◆ Problem requirements ◆
Skip the pictures and repeat each line of the data exactly.

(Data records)
━━━━━━

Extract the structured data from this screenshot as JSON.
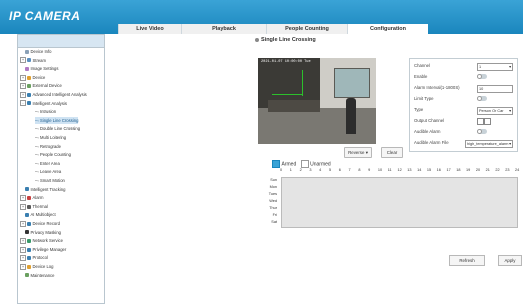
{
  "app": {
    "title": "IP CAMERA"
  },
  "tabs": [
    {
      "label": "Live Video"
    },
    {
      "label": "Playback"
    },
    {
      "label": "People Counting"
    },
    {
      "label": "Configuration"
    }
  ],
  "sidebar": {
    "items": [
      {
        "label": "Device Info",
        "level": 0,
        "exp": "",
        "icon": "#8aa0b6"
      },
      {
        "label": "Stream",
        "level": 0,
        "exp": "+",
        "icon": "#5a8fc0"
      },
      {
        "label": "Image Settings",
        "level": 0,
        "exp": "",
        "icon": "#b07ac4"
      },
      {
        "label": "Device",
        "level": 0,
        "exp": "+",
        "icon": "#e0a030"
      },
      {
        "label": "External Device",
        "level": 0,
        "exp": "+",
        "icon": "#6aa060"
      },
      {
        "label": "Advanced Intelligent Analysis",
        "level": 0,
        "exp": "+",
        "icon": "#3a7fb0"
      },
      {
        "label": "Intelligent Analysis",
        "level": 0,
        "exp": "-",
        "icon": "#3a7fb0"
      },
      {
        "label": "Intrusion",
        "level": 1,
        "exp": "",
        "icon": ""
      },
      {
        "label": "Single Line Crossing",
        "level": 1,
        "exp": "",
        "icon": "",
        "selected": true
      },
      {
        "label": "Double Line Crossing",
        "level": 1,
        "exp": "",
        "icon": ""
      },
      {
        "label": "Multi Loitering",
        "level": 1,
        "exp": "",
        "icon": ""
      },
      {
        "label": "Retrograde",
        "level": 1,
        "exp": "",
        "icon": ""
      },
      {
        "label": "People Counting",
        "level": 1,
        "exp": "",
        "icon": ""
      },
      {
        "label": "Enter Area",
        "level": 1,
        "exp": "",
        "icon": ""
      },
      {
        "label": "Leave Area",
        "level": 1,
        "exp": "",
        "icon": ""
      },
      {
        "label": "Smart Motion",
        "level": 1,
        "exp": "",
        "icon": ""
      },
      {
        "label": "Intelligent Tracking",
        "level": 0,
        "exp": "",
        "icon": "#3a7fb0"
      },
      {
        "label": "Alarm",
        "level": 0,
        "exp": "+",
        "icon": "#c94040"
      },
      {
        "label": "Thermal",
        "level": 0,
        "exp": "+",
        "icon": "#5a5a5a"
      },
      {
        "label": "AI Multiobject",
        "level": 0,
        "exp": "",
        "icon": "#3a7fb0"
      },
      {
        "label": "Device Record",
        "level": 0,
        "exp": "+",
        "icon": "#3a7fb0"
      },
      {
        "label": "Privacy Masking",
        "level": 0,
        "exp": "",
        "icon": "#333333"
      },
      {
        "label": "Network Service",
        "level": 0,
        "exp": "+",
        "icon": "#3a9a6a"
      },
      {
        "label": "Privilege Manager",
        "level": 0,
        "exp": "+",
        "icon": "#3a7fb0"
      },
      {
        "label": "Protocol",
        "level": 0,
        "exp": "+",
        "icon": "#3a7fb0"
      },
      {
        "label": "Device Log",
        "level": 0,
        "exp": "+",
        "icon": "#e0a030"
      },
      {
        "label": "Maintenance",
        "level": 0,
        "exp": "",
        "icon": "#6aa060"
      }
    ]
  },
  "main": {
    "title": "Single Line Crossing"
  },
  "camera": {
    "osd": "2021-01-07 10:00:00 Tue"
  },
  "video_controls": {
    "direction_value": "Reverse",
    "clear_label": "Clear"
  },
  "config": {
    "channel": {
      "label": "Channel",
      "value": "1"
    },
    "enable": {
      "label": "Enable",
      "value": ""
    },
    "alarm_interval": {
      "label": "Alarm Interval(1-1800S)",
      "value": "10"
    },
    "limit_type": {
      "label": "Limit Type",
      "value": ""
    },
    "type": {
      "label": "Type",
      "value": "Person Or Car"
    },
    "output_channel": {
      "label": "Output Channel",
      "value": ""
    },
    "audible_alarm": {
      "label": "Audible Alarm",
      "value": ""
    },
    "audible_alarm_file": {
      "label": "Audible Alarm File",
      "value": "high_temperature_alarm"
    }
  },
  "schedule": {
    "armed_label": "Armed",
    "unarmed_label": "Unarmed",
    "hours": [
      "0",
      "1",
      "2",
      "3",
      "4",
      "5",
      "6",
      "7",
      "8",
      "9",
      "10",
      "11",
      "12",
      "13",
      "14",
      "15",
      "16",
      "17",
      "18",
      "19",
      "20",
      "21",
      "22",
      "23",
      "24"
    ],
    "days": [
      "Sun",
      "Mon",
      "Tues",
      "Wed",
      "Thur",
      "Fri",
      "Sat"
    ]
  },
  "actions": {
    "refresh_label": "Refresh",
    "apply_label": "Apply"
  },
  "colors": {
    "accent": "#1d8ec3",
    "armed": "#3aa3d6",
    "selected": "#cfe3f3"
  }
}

━━━━━━

◆ Result of this exercise ◆
Extract the structured data from this screenshot as JSON.
{
  "app": {
    "title": "IP CAMERA"
  },
  "tabs": [
    {
      "label": "Live Video"
    },
    {
      "label": "Playback"
    },
    {
      "label": "People Counting"
    },
    {
      "label": "Configuration"
    }
  ],
  "sidebar": {
    "items": [
      {
        "label": "Device Info",
        "level": 0,
        "exp": "",
        "icon": "#8aa0b6"
      },
      {
        "label": "Stream",
        "level": 0,
        "exp": "+",
        "icon": "#5a8fc0"
      },
      {
        "label": "Image Settings",
        "level": 0,
        "exp": "",
        "icon": "#b07ac4"
      },
      {
        "label": "Device",
        "level": 0,
        "exp": "+",
        "icon": "#e0a030"
      },
      {
        "label": "External Device",
        "level": 0,
        "exp": "+",
        "icon": "#6aa060"
      },
      {
        "label": "Advanced Intelligent Analysis",
        "level": 0,
        "exp": "+",
        "icon": "#3a7fb0"
      },
      {
        "label": "Intelligent Analysis",
        "level": 0,
        "exp": "-",
        "icon": "#3a7fb0"
      },
      {
        "label": "Intrusion",
        "level": 1,
        "exp": "",
        "icon": ""
      },
      {
        "label": "Single Line Crossing",
        "level": 1,
        "exp": "",
        "icon": "",
        "selected": true
      },
      {
        "label": "Double Line Crossing",
        "level": 1,
        "exp": "",
        "icon": ""
      },
      {
        "label": "Multi Loitering",
        "level": 1,
        "exp": "",
        "icon": ""
      },
      {
        "label": "Retrograde",
        "level": 1,
        "exp": "",
        "icon": ""
      },
      {
        "label": "People Counting",
        "level": 1,
        "exp": "",
        "icon": ""
      },
      {
        "label": "Enter Area",
        "level": 1,
        "exp": "",
        "icon": ""
      },
      {
        "label": "Leave Area",
        "level": 1,
        "exp": "",
        "icon": ""
      },
      {
        "label": "Smart Motion",
        "level": 1,
        "exp": "",
        "icon": ""
      },
      {
        "label": "Intelligent Tracking",
        "level": 0,
        "exp": "",
        "icon": "#3a7fb0"
      },
      {
        "label": "Alarm",
        "level": 0,
        "exp": "+",
        "icon": "#c94040"
      },
      {
        "label": "Thermal",
        "level": 0,
        "exp": "+",
        "icon": "#5a5a5a"
      },
      {
        "label": "AI Multiobject",
        "level": 0,
        "exp": "",
        "icon": "#3a7fb0"
      },
      {
        "label": "Device Record",
        "level": 0,
        "exp": "+",
        "icon": "#3a7fb0"
      },
      {
        "label": "Privacy Masking",
        "level": 0,
        "exp": "",
        "icon": "#333333"
      },
      {
        "label": "Network Service",
        "level": 0,
        "exp": "+",
        "icon": "#3a9a6a"
      },
      {
        "label": "Privilege Manager",
        "level": 0,
        "exp": "+",
        "icon": "#3a7fb0"
      },
      {
        "label": "Protocol",
        "level": 0,
        "exp": "+",
        "icon": "#3a7fb0"
      },
      {
        "label": "Device Log",
        "level": 0,
        "exp": "+",
        "icon": "#e0a030"
      },
      {
        "label": "Maintenance",
        "level": 0,
        "exp": "",
        "icon": "#6aa060"
      }
    ]
  },
  "main": {
    "title": "Single Line Crossing"
  },
  "camera": {
    "osd": "2021-01-07 10:00:00 Tue"
  },
  "video_controls": {
    "direction_value": "Reverse",
    "clear_label": "Clear"
  },
  "config": {
    "channel": {
      "label": "Channel",
      "value": "1"
    },
    "enable": {
      "label": "Enable",
      "value": ""
    },
    "alarm_interval": {
      "label": "Alarm Interval(1-1800S)",
      "value": "10"
    },
    "limit_type": {
      "label": "Limit Type",
      "value": ""
    },
    "type": {
      "label": "Type",
      "value": "Person Or Car"
    },
    "output_channel": {
      "label": "Output Channel",
      "value": ""
    },
    "audible_alarm": {
      "label": "Audible Alarm",
      "value": ""
    },
    "audible_alarm_file": {
      "label": "Audible Alarm File",
      "value": "high_temperature_alarm"
    }
  },
  "schedule": {
    "armed_label": "Armed",
    "unarmed_label": "Unarmed",
    "hours": [
      "0",
      "1",
      "2",
      "3",
      "4",
      "5",
      "6",
      "7",
      "8",
      "9",
      "10",
      "11",
      "12",
      "13",
      "14",
      "15",
      "16",
      "17",
      "18",
      "19",
      "20",
      "21",
      "22",
      "23",
      "24"
    ],
    "days": [
      "Sun",
      "Mon",
      "Tues",
      "Wed",
      "Thur",
      "Fri",
      "Sat"
    ]
  },
  "actions": {
    "refresh_label": "Refresh",
    "apply_label": "Apply"
  },
  "colors": {
    "accent": "#1d8ec3",
    "armed": "#3aa3d6",
    "selected": "#cfe3f3"
  }
}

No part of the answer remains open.